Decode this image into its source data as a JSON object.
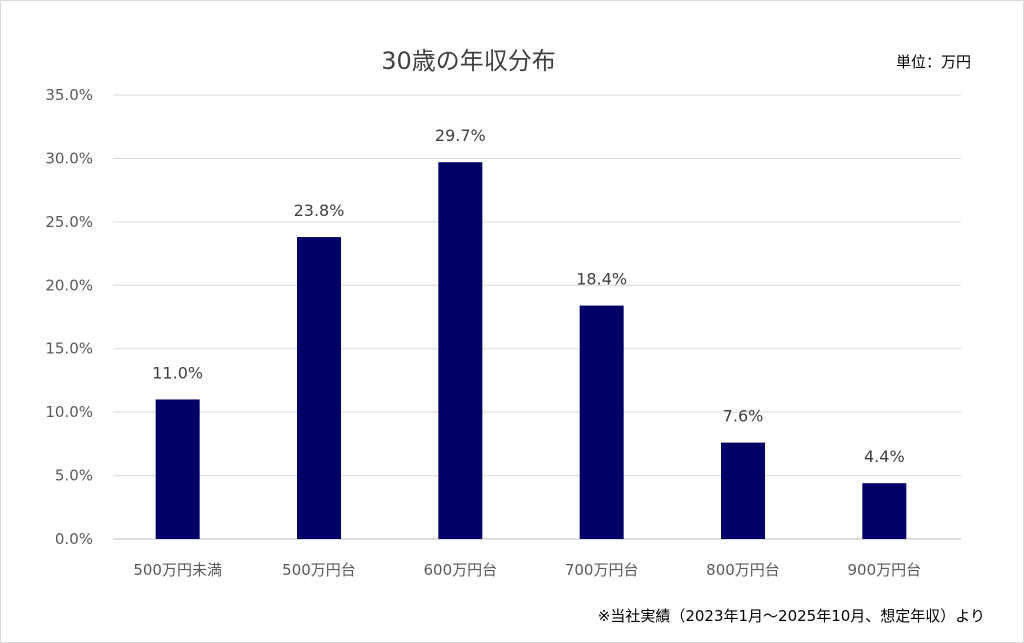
{
  "chart_data": {
    "type": "bar",
    "title": "30歳の年収分布",
    "unit_label": "単位：万円",
    "footnote": "※当社実績（2023年1月～2025年10月、想定年収）より",
    "categories": [
      "500万円未満",
      "500万円台",
      "600万円台",
      "700万円台",
      "800万円台",
      "900万円台"
    ],
    "values": [
      11.0,
      23.8,
      29.7,
      18.4,
      7.6,
      4.4
    ],
    "value_labels": [
      "11.0%",
      "23.8%",
      "29.7%",
      "18.4%",
      "7.6%",
      "4.4%"
    ],
    "y_ticks": [
      "0.0%",
      "5.0%",
      "10.0%",
      "15.0%",
      "20.0%",
      "25.0%",
      "30.0%",
      "35.0%"
    ],
    "ylim": [
      0,
      35
    ],
    "grid": true,
    "legend": "none",
    "bar_color": "#000066"
  }
}
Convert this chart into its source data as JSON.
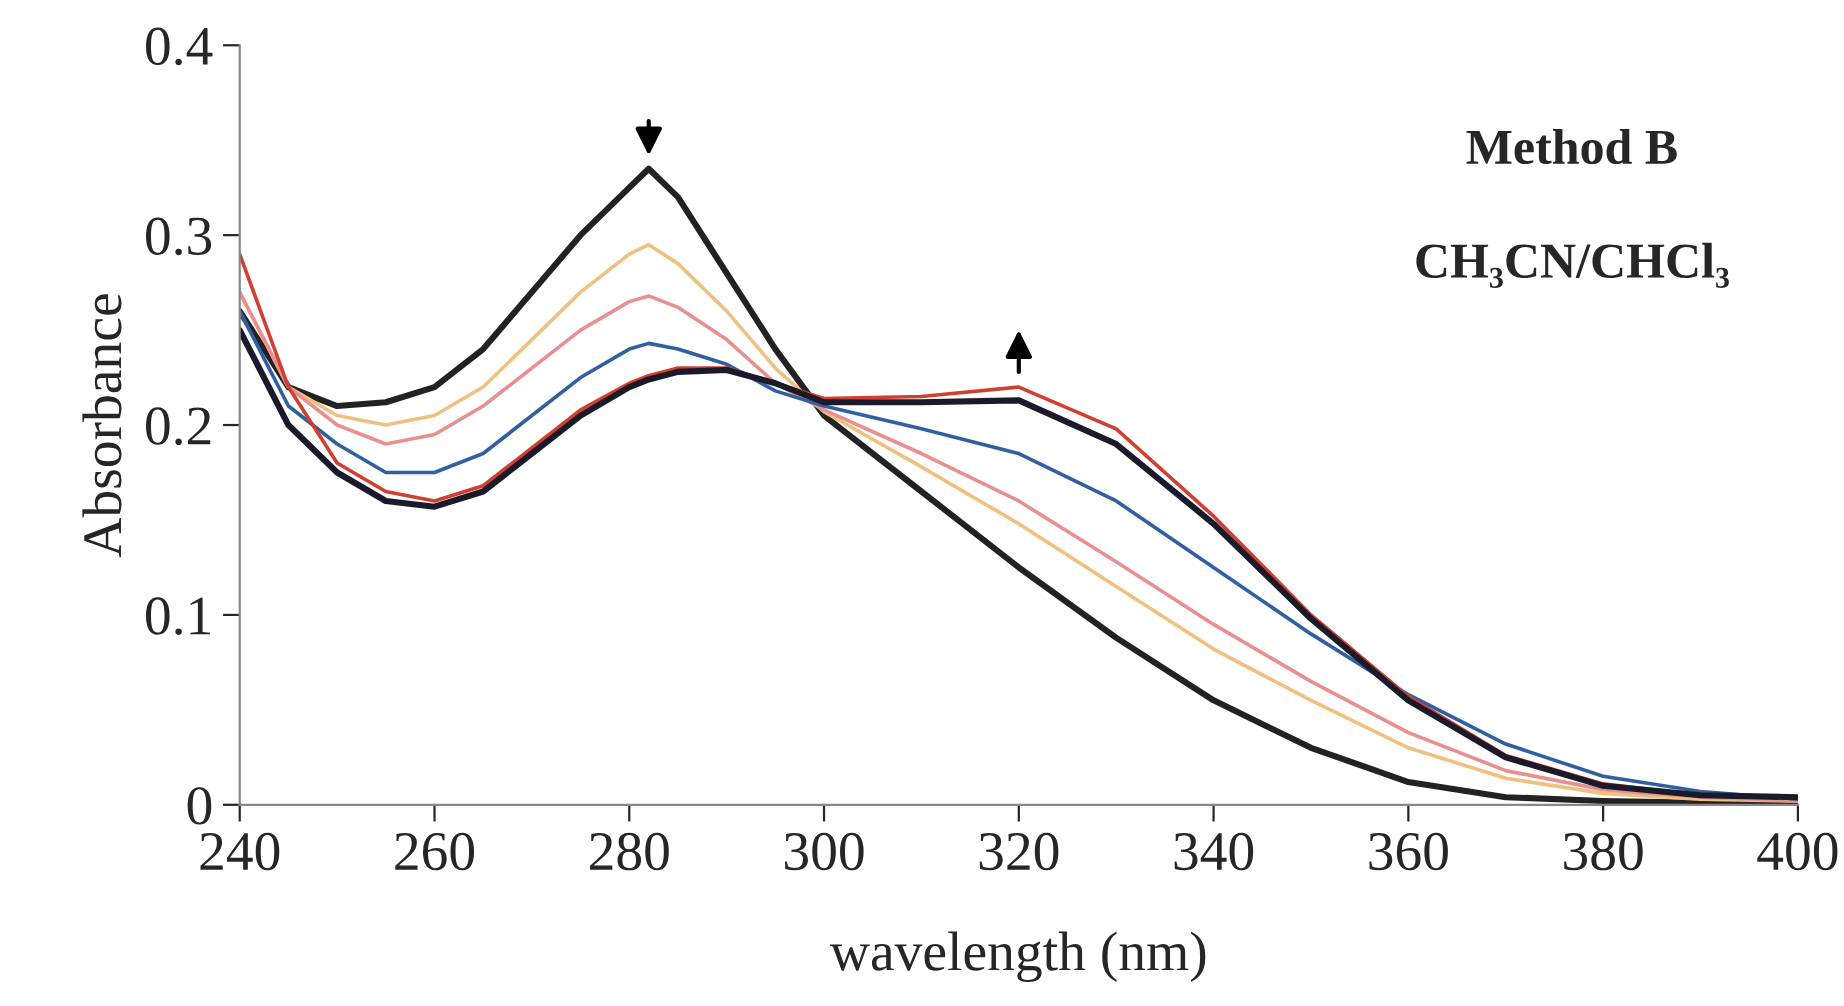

○ ○ ○ ○ ○

* Task statement *
From start to finish, output the listing exactly, but omit its pictures.

* Answer to this task *
Decode this image into its source data as a JSON object.
{
  "chart_data": {
    "type": "bar",
    "title": "30歳の年収分布",
    "unit_label": "単位：万円",
    "footnote": "※当社実績（2023年1月～2025年10月、想定年収）より",
    "categories": [
      "500万円未満",
      "500万円台",
      "600万円台",
      "700万円台",
      "800万円台",
      "900万円台"
    ],
    "values": [
      11.0,
      23.8,
      29.7,
      18.4,
      7.6,
      4.4
    ],
    "value_labels": [
      "11.0%",
      "23.8%",
      "29.7%",
      "18.4%",
      "7.6%",
      "4.4%"
    ],
    "y_ticks": [
      "0.0%",
      "5.0%",
      "10.0%",
      "15.0%",
      "20.0%",
      "25.0%",
      "30.0%",
      "35.0%"
    ],
    "ylim": [
      0,
      35
    ],
    "grid": true,
    "legend": "none",
    "bar_color": "#000066"
  }
}
Convert this chart into its source data as JSON.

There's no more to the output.